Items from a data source

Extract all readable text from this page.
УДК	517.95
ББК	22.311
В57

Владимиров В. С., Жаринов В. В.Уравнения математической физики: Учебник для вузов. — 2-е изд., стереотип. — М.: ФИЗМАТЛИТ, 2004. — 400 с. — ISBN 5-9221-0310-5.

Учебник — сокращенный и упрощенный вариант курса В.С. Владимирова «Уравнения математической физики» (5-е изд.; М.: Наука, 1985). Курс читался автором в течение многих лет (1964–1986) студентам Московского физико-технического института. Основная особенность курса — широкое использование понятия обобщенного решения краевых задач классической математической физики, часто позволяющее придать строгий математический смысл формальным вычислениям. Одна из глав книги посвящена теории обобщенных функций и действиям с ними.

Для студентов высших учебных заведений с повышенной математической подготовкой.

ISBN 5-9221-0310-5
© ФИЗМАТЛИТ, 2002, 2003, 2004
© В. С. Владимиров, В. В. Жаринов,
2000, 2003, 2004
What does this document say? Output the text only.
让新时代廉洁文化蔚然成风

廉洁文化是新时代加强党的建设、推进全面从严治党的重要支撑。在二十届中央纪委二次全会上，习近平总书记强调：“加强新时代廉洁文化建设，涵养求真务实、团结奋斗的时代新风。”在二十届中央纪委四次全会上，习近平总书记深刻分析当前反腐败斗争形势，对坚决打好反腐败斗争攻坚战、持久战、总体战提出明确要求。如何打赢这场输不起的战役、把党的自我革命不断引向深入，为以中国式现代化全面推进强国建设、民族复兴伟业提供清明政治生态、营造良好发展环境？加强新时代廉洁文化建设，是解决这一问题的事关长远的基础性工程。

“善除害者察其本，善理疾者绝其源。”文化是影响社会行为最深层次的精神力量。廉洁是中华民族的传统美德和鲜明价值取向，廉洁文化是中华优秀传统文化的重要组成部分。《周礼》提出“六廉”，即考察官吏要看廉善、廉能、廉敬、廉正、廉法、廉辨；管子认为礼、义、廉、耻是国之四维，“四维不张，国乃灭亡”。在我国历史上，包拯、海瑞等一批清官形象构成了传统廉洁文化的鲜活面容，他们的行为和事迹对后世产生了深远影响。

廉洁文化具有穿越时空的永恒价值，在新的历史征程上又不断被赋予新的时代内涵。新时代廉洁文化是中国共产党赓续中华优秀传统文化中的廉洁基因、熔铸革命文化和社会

EXERCISE PROMPT: Of the lines above, how many contain the string "text"? Only the number is required.

COMPLETE ANSWER: 2